Written task. Copy every line that mentions the word "screenshot".

Task data.

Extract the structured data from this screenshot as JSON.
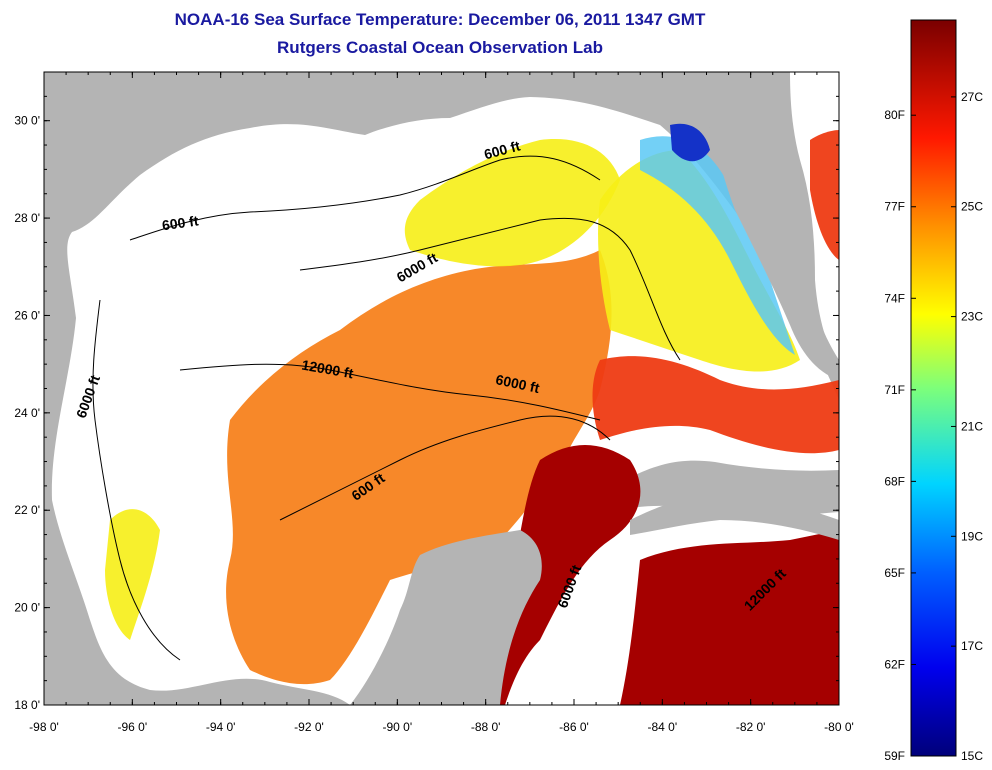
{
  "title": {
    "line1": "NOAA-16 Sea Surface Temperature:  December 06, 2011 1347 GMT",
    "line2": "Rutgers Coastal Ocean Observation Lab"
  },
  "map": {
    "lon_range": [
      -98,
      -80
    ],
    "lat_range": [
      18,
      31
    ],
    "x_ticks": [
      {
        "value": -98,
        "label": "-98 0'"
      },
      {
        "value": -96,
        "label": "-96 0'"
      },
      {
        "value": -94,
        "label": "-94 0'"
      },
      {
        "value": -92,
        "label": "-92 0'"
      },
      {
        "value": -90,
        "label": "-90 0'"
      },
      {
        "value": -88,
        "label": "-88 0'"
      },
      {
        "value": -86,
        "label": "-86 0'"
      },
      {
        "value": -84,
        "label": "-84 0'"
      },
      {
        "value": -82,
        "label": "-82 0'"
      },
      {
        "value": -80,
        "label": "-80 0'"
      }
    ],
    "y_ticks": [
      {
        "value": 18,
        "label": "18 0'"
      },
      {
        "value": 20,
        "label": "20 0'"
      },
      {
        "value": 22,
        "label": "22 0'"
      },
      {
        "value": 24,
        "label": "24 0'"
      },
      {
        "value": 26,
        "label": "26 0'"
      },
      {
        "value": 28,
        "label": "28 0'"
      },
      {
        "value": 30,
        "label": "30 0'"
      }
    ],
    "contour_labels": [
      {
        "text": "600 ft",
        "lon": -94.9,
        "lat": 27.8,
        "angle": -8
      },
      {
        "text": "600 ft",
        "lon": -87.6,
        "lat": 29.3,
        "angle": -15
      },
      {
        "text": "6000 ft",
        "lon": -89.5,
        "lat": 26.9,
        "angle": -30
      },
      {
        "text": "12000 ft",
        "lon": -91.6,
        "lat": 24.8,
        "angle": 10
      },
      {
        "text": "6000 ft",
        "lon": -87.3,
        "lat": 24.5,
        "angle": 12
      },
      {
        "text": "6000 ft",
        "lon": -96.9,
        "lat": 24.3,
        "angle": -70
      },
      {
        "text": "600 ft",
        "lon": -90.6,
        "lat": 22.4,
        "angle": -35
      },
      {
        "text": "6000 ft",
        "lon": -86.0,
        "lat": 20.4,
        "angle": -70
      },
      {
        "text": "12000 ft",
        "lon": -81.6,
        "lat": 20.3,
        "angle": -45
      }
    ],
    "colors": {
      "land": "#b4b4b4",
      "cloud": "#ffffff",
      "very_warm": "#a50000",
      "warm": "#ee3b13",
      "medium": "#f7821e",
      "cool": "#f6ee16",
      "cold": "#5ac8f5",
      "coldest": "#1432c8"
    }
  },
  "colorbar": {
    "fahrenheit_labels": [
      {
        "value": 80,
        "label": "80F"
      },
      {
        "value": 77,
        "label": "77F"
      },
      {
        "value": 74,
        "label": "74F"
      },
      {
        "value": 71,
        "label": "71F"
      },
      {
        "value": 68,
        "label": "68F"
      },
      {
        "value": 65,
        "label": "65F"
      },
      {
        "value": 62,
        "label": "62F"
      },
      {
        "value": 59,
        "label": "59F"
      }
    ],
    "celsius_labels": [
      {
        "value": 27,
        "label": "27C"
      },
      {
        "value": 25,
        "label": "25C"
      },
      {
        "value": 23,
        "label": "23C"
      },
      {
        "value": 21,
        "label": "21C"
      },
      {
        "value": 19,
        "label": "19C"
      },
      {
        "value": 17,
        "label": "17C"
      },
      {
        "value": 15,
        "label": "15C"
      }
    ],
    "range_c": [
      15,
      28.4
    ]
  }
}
---
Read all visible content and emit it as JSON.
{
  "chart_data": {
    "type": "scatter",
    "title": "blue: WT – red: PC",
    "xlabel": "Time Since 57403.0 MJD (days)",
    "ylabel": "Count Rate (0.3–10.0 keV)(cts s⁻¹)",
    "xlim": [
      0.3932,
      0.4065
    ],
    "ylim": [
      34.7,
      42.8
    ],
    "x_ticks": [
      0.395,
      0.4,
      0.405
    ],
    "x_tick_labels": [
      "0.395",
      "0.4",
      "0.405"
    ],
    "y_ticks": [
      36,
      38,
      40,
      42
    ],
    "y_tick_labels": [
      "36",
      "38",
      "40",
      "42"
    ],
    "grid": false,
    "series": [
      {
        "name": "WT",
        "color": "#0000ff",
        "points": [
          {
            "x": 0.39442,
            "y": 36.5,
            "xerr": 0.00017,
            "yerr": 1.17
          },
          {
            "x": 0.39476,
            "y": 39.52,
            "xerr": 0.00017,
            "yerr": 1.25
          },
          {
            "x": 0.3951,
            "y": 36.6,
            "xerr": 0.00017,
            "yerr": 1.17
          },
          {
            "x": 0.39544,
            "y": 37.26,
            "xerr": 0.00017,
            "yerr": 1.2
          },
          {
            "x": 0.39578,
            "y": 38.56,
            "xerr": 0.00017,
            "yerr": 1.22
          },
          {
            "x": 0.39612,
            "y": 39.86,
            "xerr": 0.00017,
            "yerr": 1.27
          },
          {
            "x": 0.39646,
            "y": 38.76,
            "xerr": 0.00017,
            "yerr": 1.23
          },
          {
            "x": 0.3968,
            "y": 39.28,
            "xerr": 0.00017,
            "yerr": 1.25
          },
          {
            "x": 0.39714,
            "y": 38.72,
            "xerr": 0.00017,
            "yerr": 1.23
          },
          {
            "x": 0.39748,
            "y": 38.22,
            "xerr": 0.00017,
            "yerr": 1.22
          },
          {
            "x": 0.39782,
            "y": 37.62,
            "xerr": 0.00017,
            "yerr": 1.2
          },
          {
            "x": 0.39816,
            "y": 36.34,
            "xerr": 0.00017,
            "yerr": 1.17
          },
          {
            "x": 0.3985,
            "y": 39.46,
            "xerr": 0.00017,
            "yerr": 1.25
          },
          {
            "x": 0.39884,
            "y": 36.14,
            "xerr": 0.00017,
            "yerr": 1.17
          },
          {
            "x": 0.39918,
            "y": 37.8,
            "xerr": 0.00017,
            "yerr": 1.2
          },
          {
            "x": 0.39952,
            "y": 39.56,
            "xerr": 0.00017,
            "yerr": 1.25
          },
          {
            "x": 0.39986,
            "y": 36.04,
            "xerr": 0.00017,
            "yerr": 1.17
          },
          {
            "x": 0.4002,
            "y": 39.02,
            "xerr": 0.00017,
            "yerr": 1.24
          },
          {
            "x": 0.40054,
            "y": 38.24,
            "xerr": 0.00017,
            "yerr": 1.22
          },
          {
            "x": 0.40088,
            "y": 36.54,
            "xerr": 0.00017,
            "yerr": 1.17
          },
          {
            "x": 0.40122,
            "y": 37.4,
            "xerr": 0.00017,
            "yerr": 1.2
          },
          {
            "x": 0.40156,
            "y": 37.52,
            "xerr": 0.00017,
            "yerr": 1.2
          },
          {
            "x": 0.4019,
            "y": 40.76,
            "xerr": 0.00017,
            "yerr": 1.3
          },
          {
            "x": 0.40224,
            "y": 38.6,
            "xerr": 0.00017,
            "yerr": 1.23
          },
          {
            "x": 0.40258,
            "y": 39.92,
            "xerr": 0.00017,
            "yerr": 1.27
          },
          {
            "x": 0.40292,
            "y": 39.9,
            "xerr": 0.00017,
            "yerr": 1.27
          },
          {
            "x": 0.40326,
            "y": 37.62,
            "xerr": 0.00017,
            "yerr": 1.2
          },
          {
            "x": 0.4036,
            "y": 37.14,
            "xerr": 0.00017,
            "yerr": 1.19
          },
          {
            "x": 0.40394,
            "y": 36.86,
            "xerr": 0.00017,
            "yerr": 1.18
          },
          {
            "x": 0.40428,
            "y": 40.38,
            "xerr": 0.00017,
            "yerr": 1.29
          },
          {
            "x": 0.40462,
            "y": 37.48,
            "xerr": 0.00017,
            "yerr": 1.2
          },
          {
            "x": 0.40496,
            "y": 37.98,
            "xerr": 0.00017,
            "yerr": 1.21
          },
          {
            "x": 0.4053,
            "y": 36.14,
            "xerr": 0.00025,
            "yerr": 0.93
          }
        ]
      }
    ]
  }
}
==
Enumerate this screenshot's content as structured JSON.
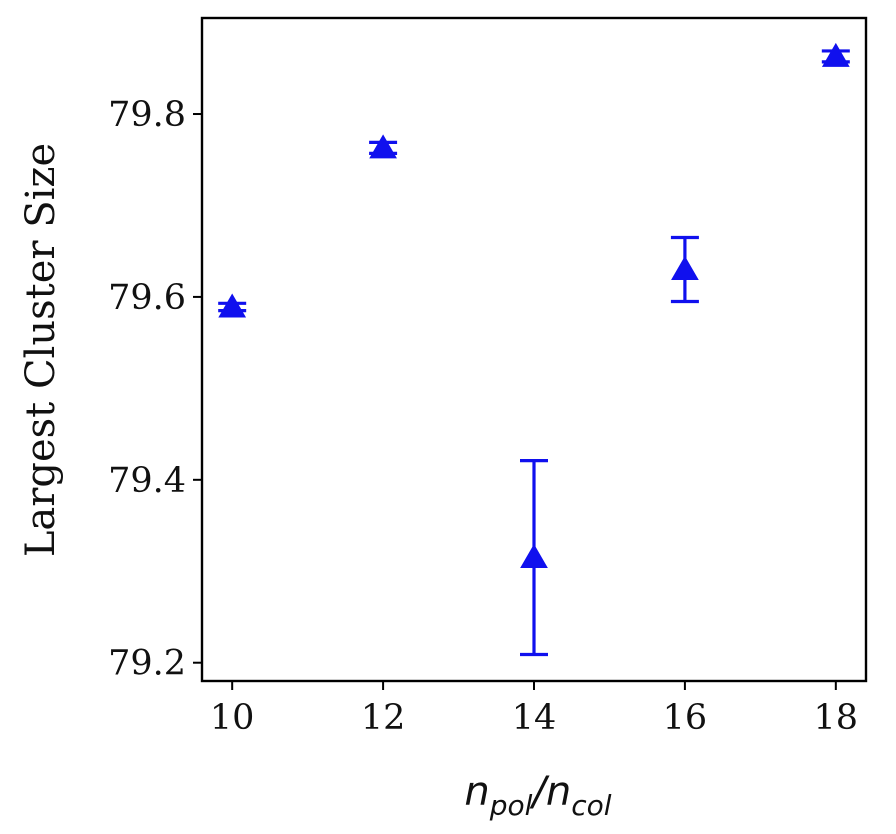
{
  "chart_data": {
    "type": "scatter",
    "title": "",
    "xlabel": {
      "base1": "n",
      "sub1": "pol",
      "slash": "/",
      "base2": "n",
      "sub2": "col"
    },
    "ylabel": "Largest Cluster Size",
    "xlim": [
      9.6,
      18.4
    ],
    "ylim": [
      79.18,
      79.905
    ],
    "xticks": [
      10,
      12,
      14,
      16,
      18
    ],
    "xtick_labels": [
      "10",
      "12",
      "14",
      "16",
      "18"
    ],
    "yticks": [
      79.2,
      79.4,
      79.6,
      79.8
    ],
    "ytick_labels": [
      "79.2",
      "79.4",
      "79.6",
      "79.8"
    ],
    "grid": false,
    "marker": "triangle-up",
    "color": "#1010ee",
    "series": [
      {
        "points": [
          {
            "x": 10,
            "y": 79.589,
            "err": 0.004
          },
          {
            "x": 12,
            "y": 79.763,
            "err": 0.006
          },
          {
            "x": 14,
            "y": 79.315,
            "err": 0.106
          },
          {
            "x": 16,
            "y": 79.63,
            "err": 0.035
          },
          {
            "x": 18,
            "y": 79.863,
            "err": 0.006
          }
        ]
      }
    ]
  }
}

Full response.
Extract the structured data from this screenshot as JSON.
Enumerate this screenshot's content as structured JSON.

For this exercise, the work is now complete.